## Given request
State only the count of lines in the listing below that hold "skladu".

--------------------------------------------------

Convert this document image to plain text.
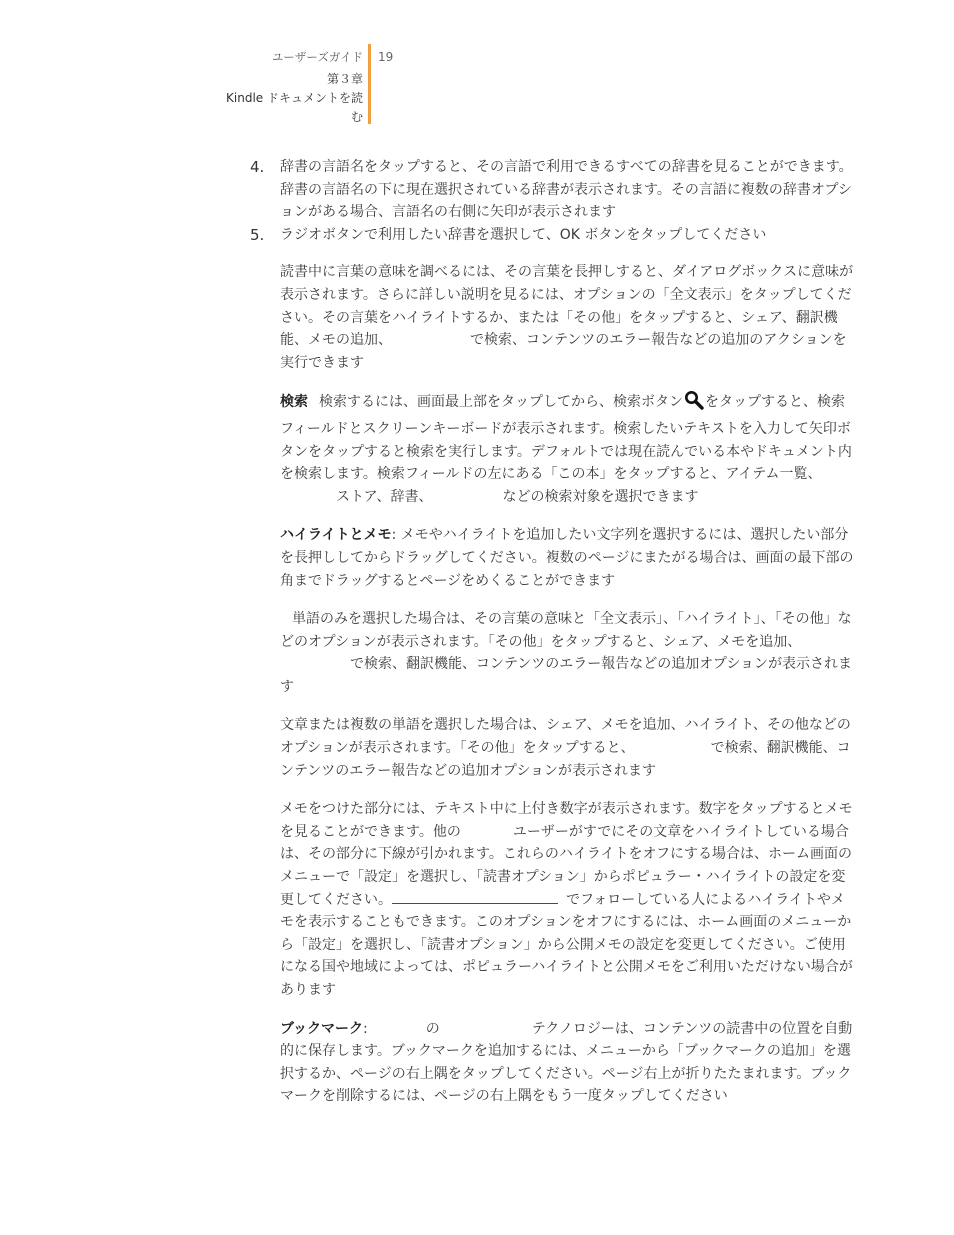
ユーザーズガイド
第３章
Kindle ドキュメントを読
む
19
4. 辞書の言語名をタップすると、その言語で利用できるすべての辞書を見ることができます。辞書の言語名の下に現在選択されている辞書が表示されます。その言語に複数の辞書オプションがある場合、言語名の右側に矢印が表示されます

5. ラジオボタンで利用したい辞書を選択して、OK ボタンをタップしてください

読書中に言葉の意味を調べるには、その言葉を長押しすると、ダイアログボックスに意味が表示されます。さらに詳しい説明を見るには、オプションの「全文表示」をタップしてください。その言葉をハイライトするか、または「その他」をタップすると、シェア、翻訳機能、メモの追加、	で検索、コンテンツのエラー報告などの追加のアクションを実行できます

検索 検索するには、画面最上部をタップしてから、検索ボタン をタップすると、検索フィールドとスクリーンキーボードが表示されます。検索したいテキストを入力して矢印ボタンをタップすると検索を実行します。デフォルトでは現在読んでいる本やドキュメント内を検索します。検索フィールドの左にある「この本」をタップすると、アイテム一覧、ストア、辞書、	などの検索対象を選択できます

ハイライトとメモ: メモやハイライトを追加したい文字列を選択するには、選択したい部分を長押ししてからドラッグしてください。複数のページにまたがる場合は、画面の最下部の角までドラッグするとページをめくることができます

単語のみを選択した場合は、その言葉の意味と「全文表示」、「ハイライト」、「その他」などのオプションが表示されます。「その他」をタップすると、シェア、メモを追加、で検索、翻訳機能、コンテンツのエラー報告などの追加オプションが表示されます

文章または複数の単語を選択した場合は、シェア、メモを追加、ハイライト、その他などのオプションが表示されます。「その他」をタップすると、	で検索、翻訳機能、コンテンツのエラー報告などの追加オプションが表示されます

メモをつけた部分には、テキスト中に上付き数字が表示されます。数字をタップするとメモを見ることができます。他の	ユーザーがすでにその文章をハイライトしている場合は、その部分に下線が引かれます。これらのハイライトをオフにする場合は、ホーム画面のメニューで「設定」を選択し、「読書オプション」からポピュラー・ハイライトの設定を変更してください。	でフォローしている人によるハイライトやメモを表示することもできます。このオプションをオフにするには、ホーム画面のメニューから「設定」を選択し、「読書オプション」から公開メモの設定を変更してください。ご使用になる国や地域によっては、ポピュラーハイライトと公開メモをご利用いただけない場合があります

ブックマーク:	の	テクノロジーは、コンテンツの読書中の位置を自動的に保存します。ブックマークを追加するには、メニューから「ブックマークの追加」を選択するか、ページの右上隅をタップしてください。ページ右上が折りたたまれます。ブックマークを削除するには、ページの右上隅をもう一度タップしてください
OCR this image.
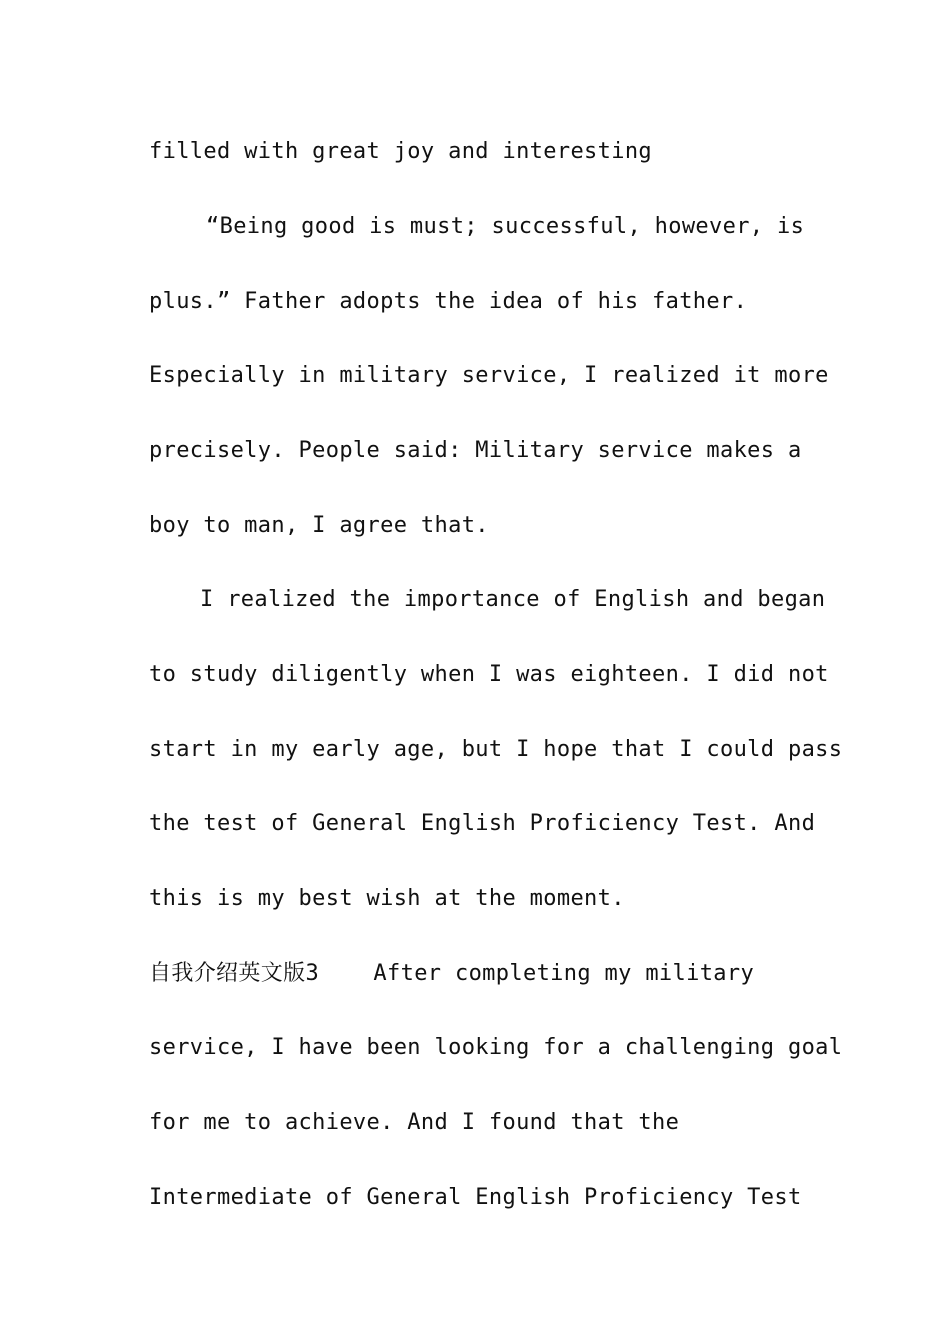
filled with great joy and interesting
“Being good is must; successful, however, is
plus.” Father adopts the idea of his father.
Especially in military service, I realized it more
precisely. People said: Military service makes a
boy to man, I agree that.
I realized the importance of English and began
to study diligently when I was eighteen. I did not
start in my early age, but I hope that I could pass
the test of General English Proficiency Test. And
this is my best wish at the moment.
自我介绍英文版3    After completing my military
service, I have been looking for a challenging goal
for me to achieve. And I found that the
Intermediate of General English Proficiency Test
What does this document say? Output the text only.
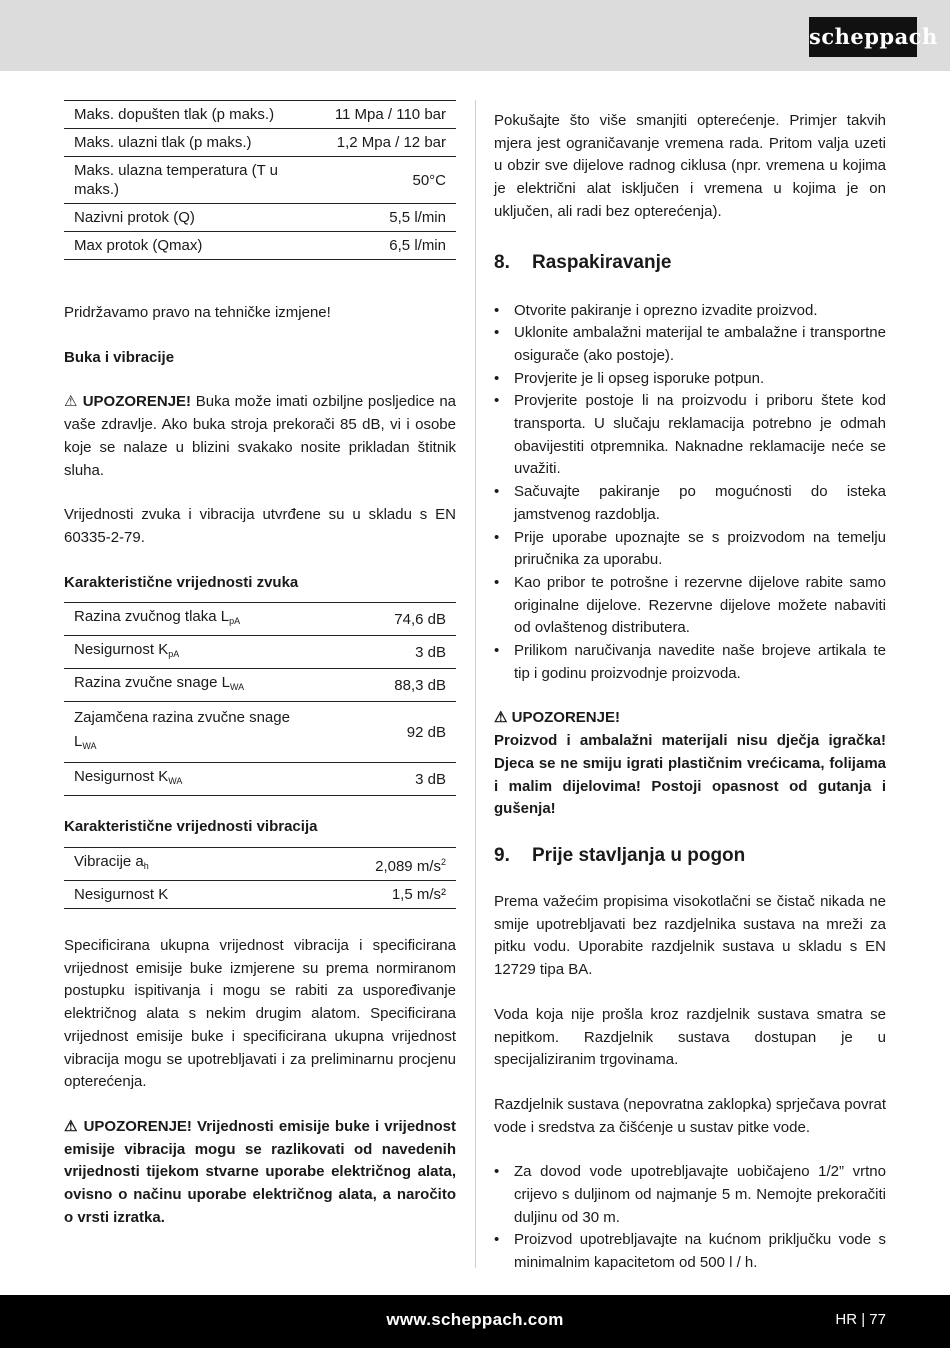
scheppach
Maks. dopušten tlak (p maks.)	11 Mpa / 110 bar
Maks. ulazni tlak (p maks.)	1,2 Mpa / 12 bar
Maks. ulazna temperatura (T u maks.)	50°C
Nazivni protok (Q)	5,5 l/min
Max protok (Qmax)	6,5 l/min

Pridržavamo pravo na tehničke izmjene!

Buka i vibracije

⚠ UPOZORENJE! Buka može imati ozbiljne posljedice na vaše zdravlje. Ako buka stroja prekorači 85 dB, vi i osobe koje se nalaze u blizini svakako nosite prikladan štitnik sluha.

Vrijednosti zvuka i vibracija utvrđene su u skladu s EN 60335-2-79.

Karakteristične vrijednosti zvuka

Razina zvučnog tlaka $L_{pA}$	74,6 dB
Nesigurnost $K_{pA}$	3 dB
Razina zvučne snage $L_{WA}$	88,3 dB
Zajamčena razina zvučne snage $L_{WA}$	92 dB
Nesigurnost $K_{WA}$	3 dB

Karakteristične vrijednosti vibracija

Vibracije $a_h$	2,089 $m/s^2$
Nesigurnost K	1,5 m/s²

Specificirana ukupna vrijednost vibracija i specificirana vrijednost emisije buke izmjerene su prema normiranom postupku ispitivanja i mogu se rabiti za uspoređivanje električnog alata s nekim drugim alatom. Specificirana vrijednost emisije buke i specificirana ukupna vrijednost vibracija mogu se upotrebljavati i za preliminarnu procjenu opterećenja.

⚠ UPOZORENJE! Vrijednosti emisije buke i vrijednost emisije vibracija mogu se razlikovati od navedenih vrijednosti tijekom stvarne uporabe električnog alata, ovisno o načinu uporabe električnog alata, a naročito o vrsti izratka.

Pokušajte što više smanjiti opterećenje. Primjer takvih mjera jest ograničavanje vremena rada. Pritom valja uzeti u obzir sve dijelove radnog ciklusa (npr. vremena u kojima je električni alat isključen i vremena u kojima je on uključen, ali radi bez opterećenja).

8. Raspakiravanje
• Otvorite pakiranje i oprezno izvadite proizvod.
• Uklonite ambalažni materijal te ambalažne i transportne osigurače (ako postoje).
• Provjerite je li opseg isporuke potpun.
• Provjerite postoje li na proizvodu i priboru štete kod transporta. U slučaju reklamacija potrebno je odmah obavijestiti otpremnika. Naknadne reklamacije neće se uvažiti.
• Sačuvajte pakiranje po mogućnosti do isteka jamstvenog razdoblja.
• Prije uporabe upoznajte se s proizvodom na temelju priručnika za uporabu.
• Kao pribor te potrošne i rezervne dijelove rabite samo originalne dijelove. Rezervne dijelove možete nabaviti od ovlaštenog distributera.
• Prilikom naručivanja navedite naše brojeve artikala te tip i godinu proizvodnje proizvoda.

⚠ UPOZORENJE!

Proizvod i ambalažni materijali nisu dječja igračka! Djeca se ne smiju igrati plastičnim vrećicama, folijama i malim dijelovima! Postoji opasnost od gutanja i gušenja!

9. Prije stavljanja u pogon

Prema važećim propisima visokotlačni se čistač nikada ne smije upotrebljavati bez razdjelnika sustava na mreži za pitku vodu. Uporabite razdjelnik sustava u skladu s EN 12729 tipa BA.

Voda koja nije prošla kroz razdjelnik sustava smatra se nepitkom. Razdjelnik sustava dostupan je u specijaliziranim trgovinama.

Razdjelnik sustava (nepovratna zaklopka) sprječava povrat vode i sredstva za čišćenje u sustav pitke vode.

• Za dovod vode upotrebljavajte uobičajeno 1/2” vrtno crijevo s duljinom od najmanje 5 m. Nemojte prekoračiti duljinu od 30 m.
• Proizvod upotrebljavajte na kućnom priključku vode s minimalnim kapacitetom od 500 l / h.
www.scheppach.com	HR | 77
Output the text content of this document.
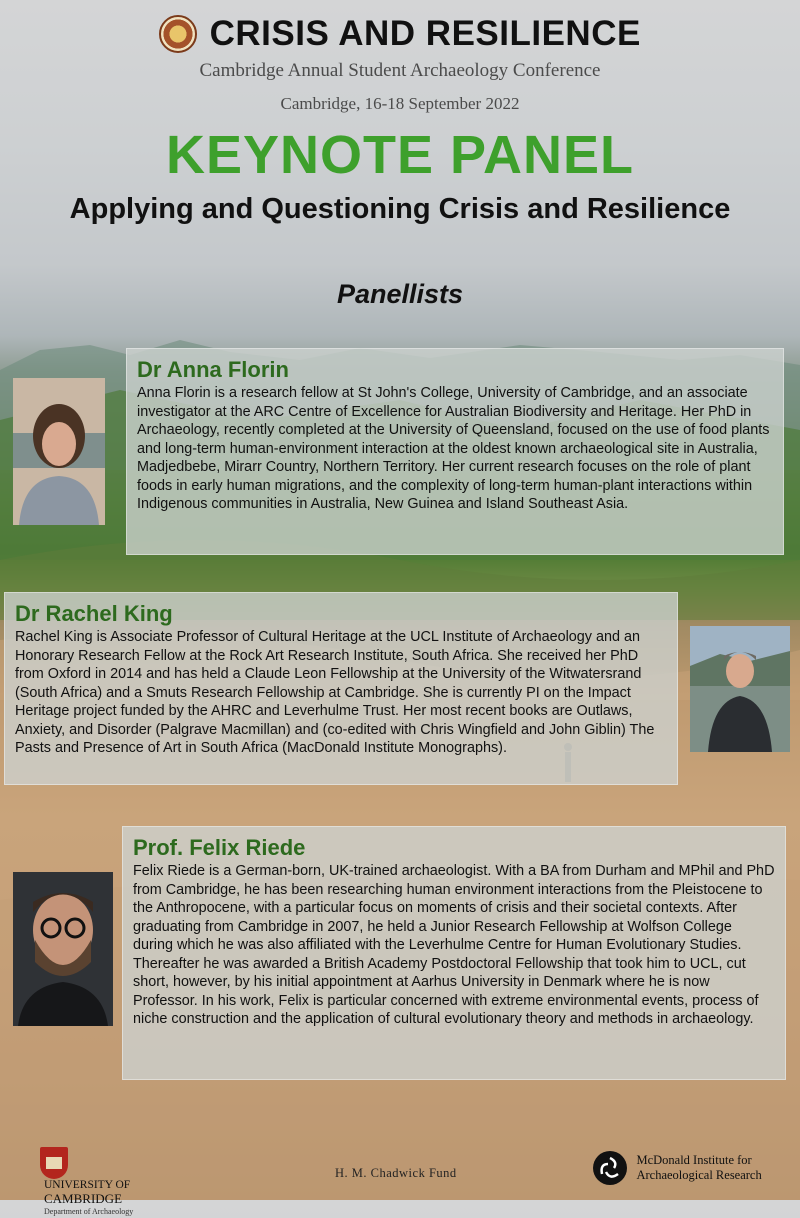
CRISIS AND RESILIENCE
Cambridge Annual Student Archaeology Conference
Cambridge, 16-18 September 2022
KEYNOTE PANEL
Applying and Questioning Crisis and Resilience
Panellists
Dr Anna Florin

Anna Florin is a research fellow at St John's College, University of Cambridge, and an associate investigator at the ARC Centre of Excellence for Australian Biodiversity and Heritage. Her PhD in Archaeology, recently completed at the University of Queensland, focused on the use of food plants and long-term human-environment interaction at the oldest known archaeological site in Australia, Madjedbebe, Mirarr Country, Northern Territory. Her current research focuses on the role of plant foods in early human migrations, and the complexity of long-term human-plant interactions within Indigenous communities in Australia, New Guinea and Island Southeast Asia.

Dr Rachel King

Rachel King is Associate Professor of Cultural Heritage at the UCL Institute of Archaeology and an Honorary Research Fellow at the Rock Art Research Institute, South Africa. She received her PhD from Oxford in 2014 and has held a Claude Leon Fellowship at the University of the Witwatersrand (South Africa) and a Smuts Research Fellowship at Cambridge. She is currently PI on the Impact Heritage project funded by the AHRC and Leverhulme Trust. Her most recent books are Outlaws, Anxiety, and Disorder (Palgrave Macmillan) and (co-edited with Chris Wingfield and John Giblin) The Pasts and Presence of Art in South Africa (MacDonald Institute Monographs).

Prof. Felix Riede

Felix Riede is a German-born, UK-trained archaeologist. With a BA from Durham and MPhil and PhD from Cambridge, he has been researching human environment interactions from the Pleistocene to the Anthropocene, with a particular focus on moments of crisis and their societal contexts. After graduating from Cambridge in 2007, he held a Junior Research Fellowship at Wolfson College during which he was also affiliated with the Leverhulme Centre for Human Evolutionary Studies. Thereafter he was awarded a British Academy Postdoctoral Fellowship that took him to UCL, cut short, however, by his initial appointment at Aarhus University in Denmark where he is now Professor. In his work, Felix is particular concerned with extreme environmental events, process of niche construction and the application of cultural evolutionary theory and methods in archaeology.

UNIVERSITY OF
CAMBRIDGE
Department of Archaeology
H. M. Chadwick Fund

McDonald Institute for
Archaeological Research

--------------------------------------------------

## Result of the exercise
2